[Data excerpts]
>> START

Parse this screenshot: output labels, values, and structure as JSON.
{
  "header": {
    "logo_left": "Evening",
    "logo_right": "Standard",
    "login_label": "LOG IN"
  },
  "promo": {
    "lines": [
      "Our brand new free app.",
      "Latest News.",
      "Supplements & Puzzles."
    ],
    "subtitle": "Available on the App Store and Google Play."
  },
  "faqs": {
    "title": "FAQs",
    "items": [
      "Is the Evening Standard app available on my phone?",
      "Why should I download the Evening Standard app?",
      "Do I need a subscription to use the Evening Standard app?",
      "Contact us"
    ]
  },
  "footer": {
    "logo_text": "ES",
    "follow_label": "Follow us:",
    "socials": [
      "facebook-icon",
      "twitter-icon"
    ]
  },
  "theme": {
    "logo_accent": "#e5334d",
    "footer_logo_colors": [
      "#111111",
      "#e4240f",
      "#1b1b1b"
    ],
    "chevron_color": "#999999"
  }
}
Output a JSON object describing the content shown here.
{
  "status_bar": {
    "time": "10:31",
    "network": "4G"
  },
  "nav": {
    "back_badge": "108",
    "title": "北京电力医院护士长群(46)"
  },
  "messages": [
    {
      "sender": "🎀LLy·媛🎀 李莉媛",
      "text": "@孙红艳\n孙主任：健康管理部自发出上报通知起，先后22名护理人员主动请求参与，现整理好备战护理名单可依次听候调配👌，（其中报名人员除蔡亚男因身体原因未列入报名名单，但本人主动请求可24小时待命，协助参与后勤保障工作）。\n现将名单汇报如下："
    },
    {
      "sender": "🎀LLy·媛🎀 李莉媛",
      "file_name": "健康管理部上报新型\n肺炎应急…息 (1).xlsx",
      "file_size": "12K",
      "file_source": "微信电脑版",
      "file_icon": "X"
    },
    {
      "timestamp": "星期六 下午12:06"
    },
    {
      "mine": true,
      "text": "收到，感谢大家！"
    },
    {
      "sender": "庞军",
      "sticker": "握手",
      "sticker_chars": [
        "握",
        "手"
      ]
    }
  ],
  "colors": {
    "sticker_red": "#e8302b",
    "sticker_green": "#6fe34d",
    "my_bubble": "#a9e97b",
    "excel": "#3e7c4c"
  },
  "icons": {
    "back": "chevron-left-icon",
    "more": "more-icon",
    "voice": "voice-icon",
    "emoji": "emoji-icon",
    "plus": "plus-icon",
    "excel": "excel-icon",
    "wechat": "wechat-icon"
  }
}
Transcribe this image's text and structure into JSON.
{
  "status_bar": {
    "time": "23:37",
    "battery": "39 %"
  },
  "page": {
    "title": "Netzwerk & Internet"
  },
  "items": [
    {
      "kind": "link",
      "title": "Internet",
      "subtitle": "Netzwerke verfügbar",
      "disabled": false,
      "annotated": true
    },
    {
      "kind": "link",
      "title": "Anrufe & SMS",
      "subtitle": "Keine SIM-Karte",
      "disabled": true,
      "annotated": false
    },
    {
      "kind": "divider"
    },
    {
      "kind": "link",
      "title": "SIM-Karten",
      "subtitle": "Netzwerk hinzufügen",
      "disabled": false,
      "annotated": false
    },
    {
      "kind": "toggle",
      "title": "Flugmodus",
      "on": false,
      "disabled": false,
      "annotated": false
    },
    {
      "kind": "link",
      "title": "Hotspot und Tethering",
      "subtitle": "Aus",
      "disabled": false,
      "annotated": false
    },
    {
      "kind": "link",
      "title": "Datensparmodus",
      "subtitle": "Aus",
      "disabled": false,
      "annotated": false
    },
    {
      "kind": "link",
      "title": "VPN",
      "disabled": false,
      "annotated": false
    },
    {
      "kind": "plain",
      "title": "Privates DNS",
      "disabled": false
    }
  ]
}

>> END

**Your objective**
Retype the data exactly as given.

**The output**
Parse this screenshot: output labels, values, and structure as JSON.
{
  "header": {
    "logo_left": "Evening",
    "logo_right": "Standard",
    "login_label": "LOG IN"
  },
  "promo": {
    "lines": [
      "Our brand new free app.",
      "Latest News.",
      "Supplements & Puzzles."
    ],
    "subtitle": "Available on the App Store and Google Play."
  },
  "faqs": {
    "title": "FAQs",
    "items": [
      "Is the Evening Standard app available on my phone?",
      "Why should I download the Evening Standard app?",
      "Do I need a subscription to use the Evening Standard app?",
      "Contact us"
    ]
  },
  "footer": {
    "logo_text": "ES",
    "follow_label": "Follow us:",
    "socials": [
      "facebook-icon",
      "twitter-icon"
    ]
  },
  "theme": {
    "logo_accent": "#e5334d",
    "footer_logo_colors": [
      "#111111",
      "#e4240f",
      "#1b1b1b"
    ],
    "chevron_color": "#999999"
  }
}
Output a JSON object describing the content shown here.
{
  "status_bar": {
    "time": "10:31",
    "network": "4G"
  },
  "nav": {
    "back_badge": "108",
    "title": "北京电力医院护士长群(46)"
  },
  "messages": [
    {
      "sender": "🎀LLy·媛🎀 李莉媛",
      "text": "@孙红艳\n孙主任：健康管理部自发出上报通知起，先后22名护理人员主动请求参与，现整理好备战护理名单可依次听候调配👌，（其中报名人员除蔡亚男因身体原因未列入报名名单，但本人主动请求可24小时待命，协助参与后勤保障工作）。\n现将名单汇报如下："
    },
    {
      "sender": "🎀LLy·媛🎀 李莉媛",
      "file_name": "健康管理部上报新型\n肺炎应急…息 (1).xlsx",
      "file_size": "12K",
      "file_source": "微信电脑版",
      "file_icon": "X"
    },
    {
      "timestamp": "星期六 下午12:06"
    },
    {
      "mine": true,
      "text": "收到，感谢大家！"
    },
    {
      "sender": "庞军",
      "sticker": "握手",
      "sticker_chars": [
        "握",
        "手"
      ]
    }
  ],
  "colors": {
    "sticker_red": "#e8302b",
    "sticker_green": "#6fe34d",
    "my_bubble": "#a9e97b",
    "excel": "#3e7c4c"
  },
  "icons": {
    "back": "chevron-left-icon",
    "more": "more-icon",
    "voice": "voice-icon",
    "emoji": "emoji-icon",
    "plus": "plus-icon",
    "excel": "excel-icon",
    "wechat": "wechat-icon"
  }
}
Transcribe this image's text and structure into JSON.
{
  "status_bar": {
    "time": "23:37",
    "battery": "39 %"
  },
  "page": {
    "title": "Netzwerk & Internet"
  },
  "items": [
    {
      "kind": "link",
      "title": "Internet",
      "subtitle": "Netzwerke verfügbar",
      "disabled": false,
      "annotated": true
    },
    {
      "kind": "link",
      "title": "Anrufe & SMS",
      "subtitle": "Keine SIM-Karte",
      "disabled": true,
      "annotated": false
    },
    {
      "kind": "divider"
    },
    {
      "kind": "link",
      "title": "SIM-Karten",
      "subtitle": "Netzwerk hinzufügen",
      "disabled": false,
      "annotated": false
    },
    {
      "kind": "toggle",
      "title": "Flugmodus",
      "on": false,
      "disabled": false,
      "annotated": false
    },
    {
      "kind": "link",
      "title": "Hotspot und Tethering",
      "subtitle": "Aus",
      "disabled": false,
      "annotated": false
    },
    {
      "kind": "link",
      "title": "Datensparmodus",
      "subtitle": "Aus",
      "disabled": false,
      "annotated": false
    },
    {
      "kind": "link",
      "title": "VPN",
      "disabled": false,
      "annotated": false
    },
    {
      "kind": "plain",
      "title": "Privates DNS",
      "disabled": false
    }
  ]
}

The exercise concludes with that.